---------- SUPPLIED MATERIAL

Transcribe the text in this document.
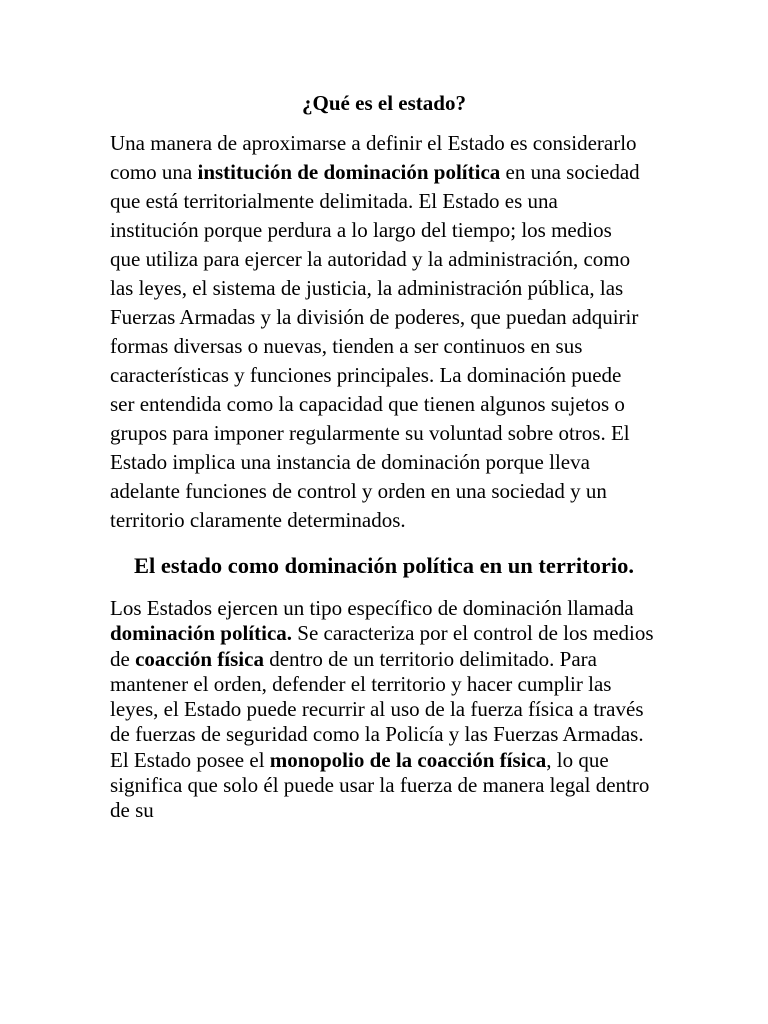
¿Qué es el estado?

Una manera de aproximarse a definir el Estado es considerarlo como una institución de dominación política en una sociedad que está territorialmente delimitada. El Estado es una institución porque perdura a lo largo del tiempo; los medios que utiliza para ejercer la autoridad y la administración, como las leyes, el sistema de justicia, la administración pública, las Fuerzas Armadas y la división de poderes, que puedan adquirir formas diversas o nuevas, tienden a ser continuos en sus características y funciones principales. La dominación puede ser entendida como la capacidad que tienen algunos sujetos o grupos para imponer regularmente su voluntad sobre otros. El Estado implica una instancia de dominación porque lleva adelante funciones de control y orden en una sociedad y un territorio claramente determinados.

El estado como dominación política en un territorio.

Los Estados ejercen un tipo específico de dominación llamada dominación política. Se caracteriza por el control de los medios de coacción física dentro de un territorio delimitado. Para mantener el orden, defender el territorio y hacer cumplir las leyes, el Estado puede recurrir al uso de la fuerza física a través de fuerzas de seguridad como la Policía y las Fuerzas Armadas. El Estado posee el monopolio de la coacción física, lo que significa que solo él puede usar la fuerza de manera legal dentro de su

--------------------
---------- SUPPLIED MATERIAL

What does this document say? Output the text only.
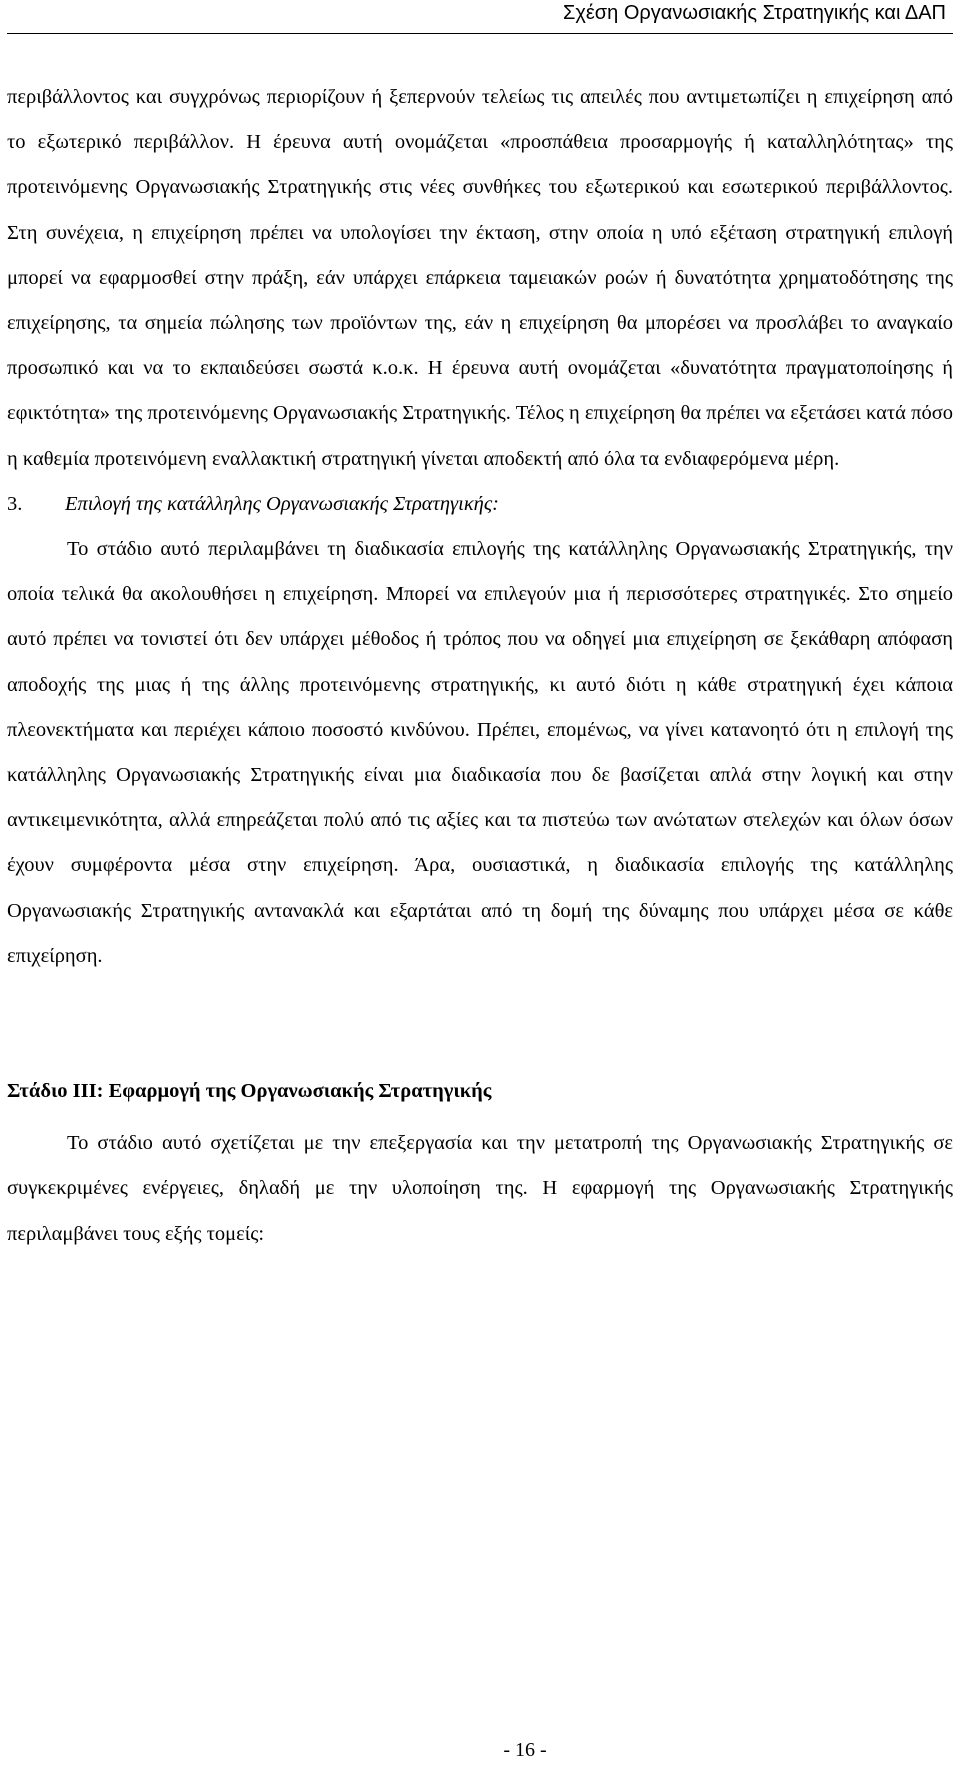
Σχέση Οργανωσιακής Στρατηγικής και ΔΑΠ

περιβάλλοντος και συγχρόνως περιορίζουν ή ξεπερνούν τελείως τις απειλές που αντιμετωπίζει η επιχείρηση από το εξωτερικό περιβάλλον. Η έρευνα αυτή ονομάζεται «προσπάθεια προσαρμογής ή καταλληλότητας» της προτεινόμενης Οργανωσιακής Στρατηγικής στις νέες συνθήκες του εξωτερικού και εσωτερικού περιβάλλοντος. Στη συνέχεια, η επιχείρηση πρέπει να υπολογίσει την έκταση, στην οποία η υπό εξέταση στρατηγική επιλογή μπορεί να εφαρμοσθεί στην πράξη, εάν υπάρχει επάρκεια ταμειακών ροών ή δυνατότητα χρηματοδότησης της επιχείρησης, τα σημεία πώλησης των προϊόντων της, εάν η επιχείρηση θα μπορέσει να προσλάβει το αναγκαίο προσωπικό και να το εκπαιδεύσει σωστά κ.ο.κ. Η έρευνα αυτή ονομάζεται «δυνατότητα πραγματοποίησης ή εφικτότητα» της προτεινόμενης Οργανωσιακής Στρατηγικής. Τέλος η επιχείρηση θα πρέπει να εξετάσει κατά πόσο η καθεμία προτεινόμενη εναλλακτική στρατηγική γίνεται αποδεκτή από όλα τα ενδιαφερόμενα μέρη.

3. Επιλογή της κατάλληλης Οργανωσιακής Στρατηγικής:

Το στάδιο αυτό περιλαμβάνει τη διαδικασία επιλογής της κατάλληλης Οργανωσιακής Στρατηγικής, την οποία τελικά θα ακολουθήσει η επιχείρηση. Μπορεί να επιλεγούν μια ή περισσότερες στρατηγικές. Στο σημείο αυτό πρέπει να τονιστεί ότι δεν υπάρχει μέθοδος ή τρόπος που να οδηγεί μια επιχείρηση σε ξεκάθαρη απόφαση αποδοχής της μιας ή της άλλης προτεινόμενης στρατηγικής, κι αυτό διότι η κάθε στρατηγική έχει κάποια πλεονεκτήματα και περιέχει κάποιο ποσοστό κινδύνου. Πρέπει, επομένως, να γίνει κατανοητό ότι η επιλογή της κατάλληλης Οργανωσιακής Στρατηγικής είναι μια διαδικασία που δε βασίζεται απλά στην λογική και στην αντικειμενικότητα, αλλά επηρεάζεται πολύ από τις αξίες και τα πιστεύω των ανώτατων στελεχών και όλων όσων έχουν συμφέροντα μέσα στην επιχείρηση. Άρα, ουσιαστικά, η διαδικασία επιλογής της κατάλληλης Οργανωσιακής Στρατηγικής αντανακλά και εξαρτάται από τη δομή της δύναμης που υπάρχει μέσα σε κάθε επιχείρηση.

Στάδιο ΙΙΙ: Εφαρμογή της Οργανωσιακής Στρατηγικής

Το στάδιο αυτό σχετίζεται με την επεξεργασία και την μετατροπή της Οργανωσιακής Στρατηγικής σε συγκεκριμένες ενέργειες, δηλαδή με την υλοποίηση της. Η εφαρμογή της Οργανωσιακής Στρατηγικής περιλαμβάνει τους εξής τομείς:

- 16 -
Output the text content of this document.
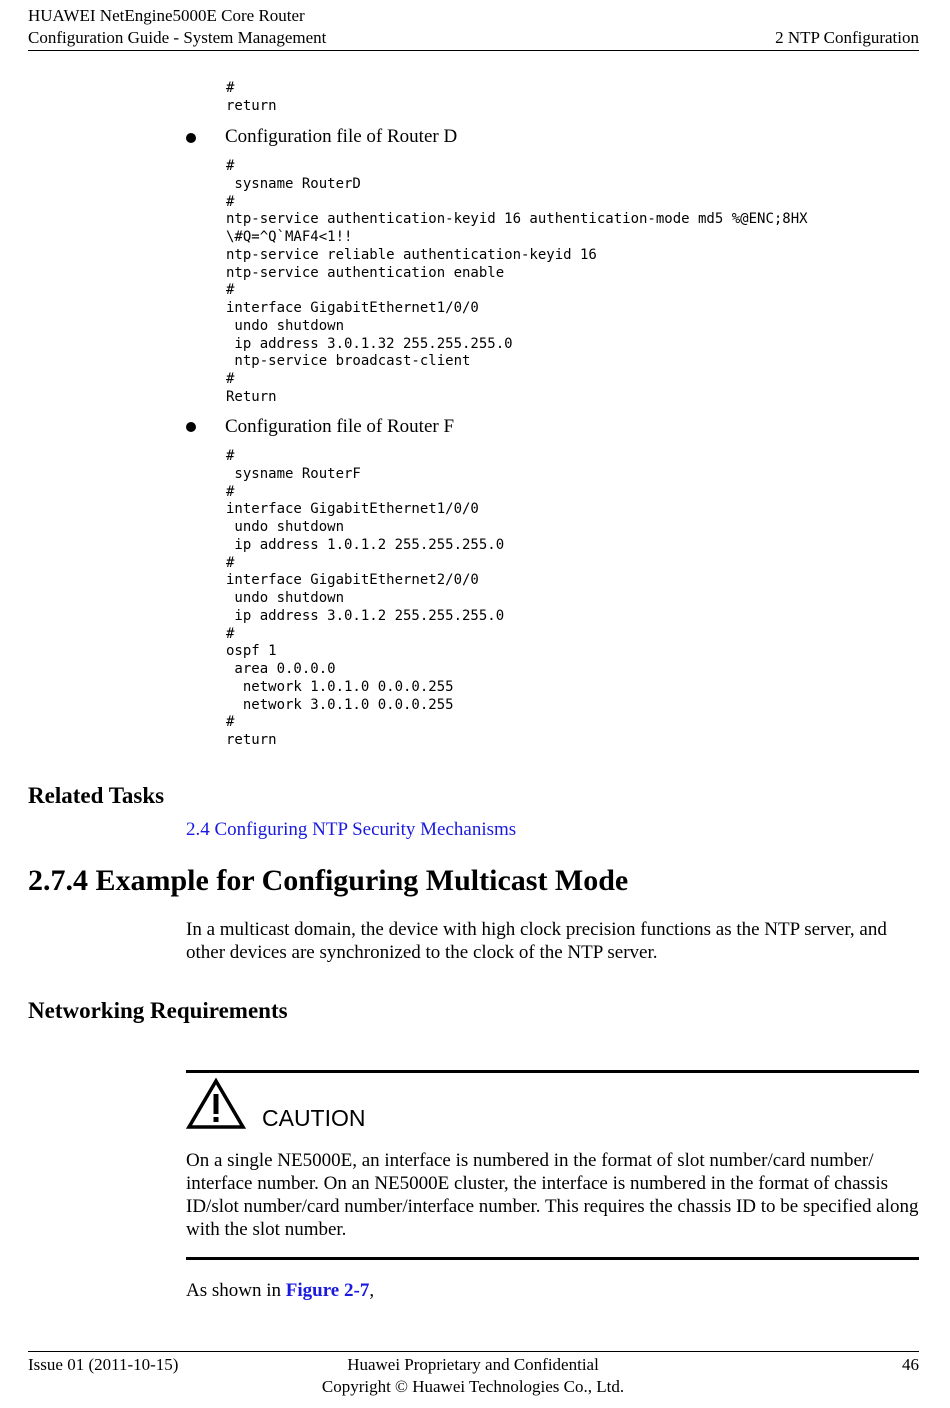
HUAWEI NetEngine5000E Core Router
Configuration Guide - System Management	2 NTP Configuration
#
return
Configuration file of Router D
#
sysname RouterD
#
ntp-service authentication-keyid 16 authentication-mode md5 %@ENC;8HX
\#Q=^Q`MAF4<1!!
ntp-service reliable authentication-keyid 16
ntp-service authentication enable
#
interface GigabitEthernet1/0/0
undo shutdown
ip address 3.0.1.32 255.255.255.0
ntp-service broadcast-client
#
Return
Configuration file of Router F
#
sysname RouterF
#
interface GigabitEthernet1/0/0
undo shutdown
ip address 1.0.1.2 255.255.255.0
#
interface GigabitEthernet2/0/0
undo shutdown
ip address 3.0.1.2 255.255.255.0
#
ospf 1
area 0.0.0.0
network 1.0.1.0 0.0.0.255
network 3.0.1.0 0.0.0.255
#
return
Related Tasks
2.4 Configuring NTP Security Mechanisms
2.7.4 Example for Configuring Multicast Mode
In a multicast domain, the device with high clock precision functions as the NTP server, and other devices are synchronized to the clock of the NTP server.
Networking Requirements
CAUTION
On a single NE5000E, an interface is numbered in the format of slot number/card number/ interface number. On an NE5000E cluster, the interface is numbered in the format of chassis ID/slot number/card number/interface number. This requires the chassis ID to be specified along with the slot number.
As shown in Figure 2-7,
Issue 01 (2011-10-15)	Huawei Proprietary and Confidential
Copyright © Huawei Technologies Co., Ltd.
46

--------------------
---------- SUPPLIED MATERIAL

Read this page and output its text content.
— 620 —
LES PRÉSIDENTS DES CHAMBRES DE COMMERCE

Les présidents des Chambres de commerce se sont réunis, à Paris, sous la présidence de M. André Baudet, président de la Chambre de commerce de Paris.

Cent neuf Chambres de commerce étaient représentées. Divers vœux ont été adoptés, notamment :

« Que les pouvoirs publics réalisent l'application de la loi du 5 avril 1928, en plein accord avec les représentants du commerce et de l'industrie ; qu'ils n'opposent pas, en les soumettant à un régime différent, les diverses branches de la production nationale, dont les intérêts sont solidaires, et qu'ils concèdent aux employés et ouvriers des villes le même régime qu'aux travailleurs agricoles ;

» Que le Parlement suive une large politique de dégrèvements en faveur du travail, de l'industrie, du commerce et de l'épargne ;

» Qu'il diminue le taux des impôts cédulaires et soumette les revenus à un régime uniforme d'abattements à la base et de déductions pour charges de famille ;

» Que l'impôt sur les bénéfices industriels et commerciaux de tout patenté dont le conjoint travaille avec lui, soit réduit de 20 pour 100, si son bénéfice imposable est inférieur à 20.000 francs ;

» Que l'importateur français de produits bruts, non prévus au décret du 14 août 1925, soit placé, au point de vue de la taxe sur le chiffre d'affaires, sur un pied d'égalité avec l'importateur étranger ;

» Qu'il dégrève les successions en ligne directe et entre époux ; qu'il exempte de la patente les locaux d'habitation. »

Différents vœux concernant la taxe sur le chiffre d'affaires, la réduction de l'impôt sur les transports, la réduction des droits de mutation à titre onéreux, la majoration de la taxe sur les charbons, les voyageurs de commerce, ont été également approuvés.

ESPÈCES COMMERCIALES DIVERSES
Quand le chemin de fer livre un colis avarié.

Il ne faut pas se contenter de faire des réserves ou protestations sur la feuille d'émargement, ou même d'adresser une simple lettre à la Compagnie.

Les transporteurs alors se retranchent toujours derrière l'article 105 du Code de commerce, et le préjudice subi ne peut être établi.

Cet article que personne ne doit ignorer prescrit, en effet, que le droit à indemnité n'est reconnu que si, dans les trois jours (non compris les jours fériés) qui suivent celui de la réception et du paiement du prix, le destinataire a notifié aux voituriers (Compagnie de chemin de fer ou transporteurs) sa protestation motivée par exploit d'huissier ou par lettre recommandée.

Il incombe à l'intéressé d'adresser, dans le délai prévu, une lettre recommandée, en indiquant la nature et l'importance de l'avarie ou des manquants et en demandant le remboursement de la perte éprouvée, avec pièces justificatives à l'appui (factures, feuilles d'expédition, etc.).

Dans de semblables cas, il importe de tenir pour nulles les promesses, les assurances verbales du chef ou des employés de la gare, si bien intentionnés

--------------------

INSTRUCTIONS TO FOLLOW >> Of the lines above, how many contain the word "dont"? Provide the number and nothing else.

ANSWER >> 2